Textausschnitt =
=====

Am vergangenen Wochenende fand in Leipzig der „Gedenkkongress 2015“ statt. Vorrangig wurde über das Thema, wie sich ein Gedenken nach rechtsmotivierten Taten gestalten könnte, diskutiert. Einfache Antworten auf den Umgang mit der Problematik konnte und wollte kein Vertreter des Podiums am Samstagabend im Conne Island geben. Bundesweite Initiativen und Mitglieder aus den NSU-Untersuchungsausschüssen diskutierten über die Konsequenzen für die Erinnerungsarbeit, die man infolge der Mordserie ziehen müsste.

=====

Datensätze aus einer Sammlung

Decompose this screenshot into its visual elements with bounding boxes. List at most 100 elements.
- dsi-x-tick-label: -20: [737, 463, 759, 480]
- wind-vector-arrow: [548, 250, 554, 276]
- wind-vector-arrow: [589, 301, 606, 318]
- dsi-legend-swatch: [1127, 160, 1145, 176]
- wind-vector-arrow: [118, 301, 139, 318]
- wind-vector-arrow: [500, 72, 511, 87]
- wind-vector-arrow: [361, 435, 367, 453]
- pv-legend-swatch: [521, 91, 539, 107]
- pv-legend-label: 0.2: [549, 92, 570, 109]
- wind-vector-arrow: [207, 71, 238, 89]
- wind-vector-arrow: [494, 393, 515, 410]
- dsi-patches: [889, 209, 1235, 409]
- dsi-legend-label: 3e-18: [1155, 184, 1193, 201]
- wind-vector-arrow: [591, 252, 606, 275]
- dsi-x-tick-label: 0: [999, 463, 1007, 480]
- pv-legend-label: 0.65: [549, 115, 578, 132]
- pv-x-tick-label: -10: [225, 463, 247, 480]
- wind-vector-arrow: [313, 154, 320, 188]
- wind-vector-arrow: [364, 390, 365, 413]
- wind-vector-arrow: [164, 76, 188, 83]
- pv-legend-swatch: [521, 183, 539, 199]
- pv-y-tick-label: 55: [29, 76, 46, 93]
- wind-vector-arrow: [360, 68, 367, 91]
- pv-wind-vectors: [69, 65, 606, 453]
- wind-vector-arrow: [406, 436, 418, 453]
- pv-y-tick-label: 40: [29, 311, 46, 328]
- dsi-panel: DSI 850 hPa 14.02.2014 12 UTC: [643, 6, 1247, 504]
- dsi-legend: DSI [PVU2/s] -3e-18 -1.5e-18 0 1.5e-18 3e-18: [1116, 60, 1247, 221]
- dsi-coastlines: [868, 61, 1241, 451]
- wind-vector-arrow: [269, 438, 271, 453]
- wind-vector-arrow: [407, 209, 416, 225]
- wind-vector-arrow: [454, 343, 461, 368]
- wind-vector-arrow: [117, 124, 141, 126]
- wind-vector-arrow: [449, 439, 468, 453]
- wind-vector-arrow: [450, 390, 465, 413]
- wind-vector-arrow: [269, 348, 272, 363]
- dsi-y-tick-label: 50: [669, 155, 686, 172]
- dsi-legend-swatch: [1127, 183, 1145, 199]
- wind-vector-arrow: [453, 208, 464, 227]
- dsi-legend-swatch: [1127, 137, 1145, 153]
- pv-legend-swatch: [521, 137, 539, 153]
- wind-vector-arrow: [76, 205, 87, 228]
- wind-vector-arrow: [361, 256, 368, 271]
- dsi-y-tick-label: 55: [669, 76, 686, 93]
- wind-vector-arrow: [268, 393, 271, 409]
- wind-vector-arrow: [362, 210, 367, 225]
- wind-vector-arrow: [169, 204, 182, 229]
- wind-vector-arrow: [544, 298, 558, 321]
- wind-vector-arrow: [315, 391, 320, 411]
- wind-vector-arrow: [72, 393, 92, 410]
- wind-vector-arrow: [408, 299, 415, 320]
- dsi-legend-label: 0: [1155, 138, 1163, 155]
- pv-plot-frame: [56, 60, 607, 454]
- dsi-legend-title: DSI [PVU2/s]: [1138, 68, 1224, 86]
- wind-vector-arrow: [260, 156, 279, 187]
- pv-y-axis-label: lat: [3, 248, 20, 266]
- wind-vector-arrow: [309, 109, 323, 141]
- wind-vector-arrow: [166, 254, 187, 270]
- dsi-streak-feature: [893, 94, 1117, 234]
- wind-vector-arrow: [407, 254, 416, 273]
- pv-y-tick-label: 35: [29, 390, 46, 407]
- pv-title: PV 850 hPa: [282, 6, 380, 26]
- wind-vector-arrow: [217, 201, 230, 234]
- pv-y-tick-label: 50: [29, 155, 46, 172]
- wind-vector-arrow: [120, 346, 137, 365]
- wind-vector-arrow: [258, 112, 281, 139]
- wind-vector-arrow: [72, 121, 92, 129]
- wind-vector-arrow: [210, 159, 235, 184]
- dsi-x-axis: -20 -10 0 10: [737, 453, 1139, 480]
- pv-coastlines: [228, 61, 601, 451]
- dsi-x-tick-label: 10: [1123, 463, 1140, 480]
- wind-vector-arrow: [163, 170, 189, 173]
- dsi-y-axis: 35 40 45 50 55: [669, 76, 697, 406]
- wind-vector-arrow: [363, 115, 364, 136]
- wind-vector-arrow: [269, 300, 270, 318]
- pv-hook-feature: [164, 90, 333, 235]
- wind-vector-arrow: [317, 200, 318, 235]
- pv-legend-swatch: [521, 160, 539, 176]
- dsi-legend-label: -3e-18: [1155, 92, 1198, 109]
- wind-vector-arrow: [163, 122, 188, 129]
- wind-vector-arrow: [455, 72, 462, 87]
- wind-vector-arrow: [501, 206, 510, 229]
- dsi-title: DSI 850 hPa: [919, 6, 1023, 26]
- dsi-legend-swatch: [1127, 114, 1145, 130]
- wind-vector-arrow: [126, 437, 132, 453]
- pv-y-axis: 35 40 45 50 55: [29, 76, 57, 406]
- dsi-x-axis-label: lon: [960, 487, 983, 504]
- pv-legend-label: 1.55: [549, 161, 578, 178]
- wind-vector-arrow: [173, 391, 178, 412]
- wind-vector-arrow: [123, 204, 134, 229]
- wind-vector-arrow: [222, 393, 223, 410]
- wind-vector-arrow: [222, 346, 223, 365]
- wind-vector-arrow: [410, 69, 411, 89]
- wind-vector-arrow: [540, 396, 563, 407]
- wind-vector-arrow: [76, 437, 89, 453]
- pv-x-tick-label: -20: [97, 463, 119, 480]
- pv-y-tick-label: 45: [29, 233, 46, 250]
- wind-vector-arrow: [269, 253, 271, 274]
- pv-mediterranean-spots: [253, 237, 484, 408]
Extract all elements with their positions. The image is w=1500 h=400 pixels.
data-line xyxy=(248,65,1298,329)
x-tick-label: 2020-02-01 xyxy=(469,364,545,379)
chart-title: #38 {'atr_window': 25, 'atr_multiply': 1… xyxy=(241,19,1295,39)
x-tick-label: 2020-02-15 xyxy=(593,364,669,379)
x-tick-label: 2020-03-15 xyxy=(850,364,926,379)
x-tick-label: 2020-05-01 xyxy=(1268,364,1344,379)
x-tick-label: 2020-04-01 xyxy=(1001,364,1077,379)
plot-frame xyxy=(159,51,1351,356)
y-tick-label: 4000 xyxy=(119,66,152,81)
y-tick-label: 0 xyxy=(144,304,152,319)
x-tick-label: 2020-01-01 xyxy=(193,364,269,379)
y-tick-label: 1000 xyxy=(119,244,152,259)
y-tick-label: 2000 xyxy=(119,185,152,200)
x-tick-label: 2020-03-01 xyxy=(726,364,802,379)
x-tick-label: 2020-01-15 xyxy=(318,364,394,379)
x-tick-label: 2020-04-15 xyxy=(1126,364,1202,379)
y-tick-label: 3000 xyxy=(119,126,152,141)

=====

Zu erledigen =
1 – Beantworte zum Textausschnitt diese Fragen:
(a) In welcher Stadt fand der „Gedenkkongress 2015“ statt?
(b) An welchem Ort saß das Podium am Samstagabend?
(c) Wer diskutierte über die Konsequenzen für die Erinnerungsarbeit?
2 – Gib aus dem Textausschnitt alles von „Am vergangenen Wochenende“ bis hinunter zu „Mordserie ziehen müsste.“ wortgetreu wieder.

Ergebnisse je Aufgabe =
1 –
(a) In Leipzig.
(b) Im Conne Island.
(c) Bundesweite Initiativen und Mitglieder aus den NSU-Untersuchungsausschüssen.

2 –
Am vergangenen Wochenende fand in Leipzig der „Gedenkkongress 2015“ statt. Vorrangig wurde über das Thema, wie sich ein Gedenken nach rechtsmotivierten Taten gestalten könnte, diskutiert. Einfache Antworten auf den Umgang mit der Problematik konnte und wollte kein Vertreter des Podiums am Samstagabend im Conne Island geben. Bundesweite Initiativen und Mitglieder aus den NSU-Untersuchungsausschüssen diskutierten über die Konsequenzen für die Erinnerungsarbeit, die man infolge der Mordserie ziehen müsste.